[Figure content listings]

★ ★ ★ ★ ★

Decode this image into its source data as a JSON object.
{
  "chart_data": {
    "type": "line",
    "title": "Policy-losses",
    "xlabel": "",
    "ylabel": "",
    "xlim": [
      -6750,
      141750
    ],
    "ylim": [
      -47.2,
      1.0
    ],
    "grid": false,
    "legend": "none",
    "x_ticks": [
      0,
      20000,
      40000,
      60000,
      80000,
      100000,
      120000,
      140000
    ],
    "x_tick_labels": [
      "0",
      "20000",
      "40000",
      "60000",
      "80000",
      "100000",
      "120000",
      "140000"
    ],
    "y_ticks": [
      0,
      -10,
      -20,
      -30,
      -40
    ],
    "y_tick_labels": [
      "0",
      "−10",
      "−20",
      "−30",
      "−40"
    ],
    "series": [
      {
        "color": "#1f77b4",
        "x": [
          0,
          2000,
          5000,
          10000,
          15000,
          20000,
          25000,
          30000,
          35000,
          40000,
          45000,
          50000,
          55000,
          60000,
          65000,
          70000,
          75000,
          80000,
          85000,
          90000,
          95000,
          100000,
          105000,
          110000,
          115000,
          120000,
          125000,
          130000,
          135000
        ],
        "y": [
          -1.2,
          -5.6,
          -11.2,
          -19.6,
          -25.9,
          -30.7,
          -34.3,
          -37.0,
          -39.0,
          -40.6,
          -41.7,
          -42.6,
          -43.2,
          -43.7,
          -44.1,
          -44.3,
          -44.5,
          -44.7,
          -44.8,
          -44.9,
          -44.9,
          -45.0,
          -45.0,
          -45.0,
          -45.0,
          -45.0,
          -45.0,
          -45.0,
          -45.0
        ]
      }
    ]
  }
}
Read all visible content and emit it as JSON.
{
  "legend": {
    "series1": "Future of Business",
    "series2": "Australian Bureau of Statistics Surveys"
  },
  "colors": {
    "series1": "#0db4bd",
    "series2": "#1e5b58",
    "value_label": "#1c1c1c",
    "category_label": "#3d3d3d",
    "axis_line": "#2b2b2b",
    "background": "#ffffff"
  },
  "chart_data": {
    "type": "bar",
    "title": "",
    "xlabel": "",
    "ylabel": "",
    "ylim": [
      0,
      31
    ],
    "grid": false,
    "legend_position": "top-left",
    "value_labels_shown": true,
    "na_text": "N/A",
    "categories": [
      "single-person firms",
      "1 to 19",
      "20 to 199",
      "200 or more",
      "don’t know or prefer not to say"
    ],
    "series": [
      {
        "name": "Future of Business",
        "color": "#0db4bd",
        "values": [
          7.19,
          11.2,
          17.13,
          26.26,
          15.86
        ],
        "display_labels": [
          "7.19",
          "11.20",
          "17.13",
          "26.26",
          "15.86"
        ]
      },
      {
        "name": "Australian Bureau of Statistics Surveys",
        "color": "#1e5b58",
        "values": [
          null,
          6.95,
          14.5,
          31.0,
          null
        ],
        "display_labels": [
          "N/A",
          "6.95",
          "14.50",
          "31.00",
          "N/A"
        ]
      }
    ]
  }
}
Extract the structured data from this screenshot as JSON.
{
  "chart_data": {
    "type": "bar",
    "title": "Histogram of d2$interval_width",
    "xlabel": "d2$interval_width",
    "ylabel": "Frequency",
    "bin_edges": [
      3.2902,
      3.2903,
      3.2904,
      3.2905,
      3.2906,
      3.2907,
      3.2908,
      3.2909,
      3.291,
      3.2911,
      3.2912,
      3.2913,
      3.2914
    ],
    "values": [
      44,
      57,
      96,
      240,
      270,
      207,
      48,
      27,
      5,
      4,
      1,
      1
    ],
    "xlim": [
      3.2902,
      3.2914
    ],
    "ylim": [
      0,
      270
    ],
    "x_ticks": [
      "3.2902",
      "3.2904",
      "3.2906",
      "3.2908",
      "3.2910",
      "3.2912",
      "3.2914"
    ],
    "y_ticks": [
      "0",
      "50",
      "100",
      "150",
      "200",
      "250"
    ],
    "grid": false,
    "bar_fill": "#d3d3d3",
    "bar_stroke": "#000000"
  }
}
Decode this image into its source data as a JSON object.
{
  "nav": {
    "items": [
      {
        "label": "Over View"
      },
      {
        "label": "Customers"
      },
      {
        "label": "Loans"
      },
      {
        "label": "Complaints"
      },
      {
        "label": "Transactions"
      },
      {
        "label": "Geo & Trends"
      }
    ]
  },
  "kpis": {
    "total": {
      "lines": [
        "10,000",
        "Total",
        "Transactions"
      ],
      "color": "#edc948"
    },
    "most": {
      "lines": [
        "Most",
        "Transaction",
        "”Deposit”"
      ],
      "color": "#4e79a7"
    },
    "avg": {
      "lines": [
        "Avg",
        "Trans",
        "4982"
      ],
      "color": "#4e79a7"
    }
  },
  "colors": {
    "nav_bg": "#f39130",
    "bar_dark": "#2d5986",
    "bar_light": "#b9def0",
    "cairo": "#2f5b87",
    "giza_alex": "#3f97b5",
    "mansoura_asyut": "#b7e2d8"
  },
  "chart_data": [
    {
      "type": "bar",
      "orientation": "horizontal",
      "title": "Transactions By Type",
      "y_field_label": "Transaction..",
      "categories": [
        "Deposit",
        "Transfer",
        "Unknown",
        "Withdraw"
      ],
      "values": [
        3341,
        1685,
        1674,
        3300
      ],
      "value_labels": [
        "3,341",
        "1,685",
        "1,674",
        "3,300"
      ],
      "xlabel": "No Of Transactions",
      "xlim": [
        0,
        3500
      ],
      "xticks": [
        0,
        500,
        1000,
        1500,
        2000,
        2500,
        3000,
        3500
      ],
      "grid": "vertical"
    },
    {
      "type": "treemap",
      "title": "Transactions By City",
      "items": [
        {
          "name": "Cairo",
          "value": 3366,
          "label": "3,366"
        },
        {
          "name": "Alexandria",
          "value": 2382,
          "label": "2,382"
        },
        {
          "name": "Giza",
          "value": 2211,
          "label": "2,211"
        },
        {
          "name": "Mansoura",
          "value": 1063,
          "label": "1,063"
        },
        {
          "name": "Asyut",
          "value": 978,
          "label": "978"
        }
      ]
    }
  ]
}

★ ★ ★ ★ ★

What you are asked to do:
Among the lines of the material, find those that hold the word "xlabel" and copy them.

Task answer:
    "xlabel": "",
    "xlabel": "",
    "xlabel": "d2$interval_width",
      "xlabel": "No Of Transactions",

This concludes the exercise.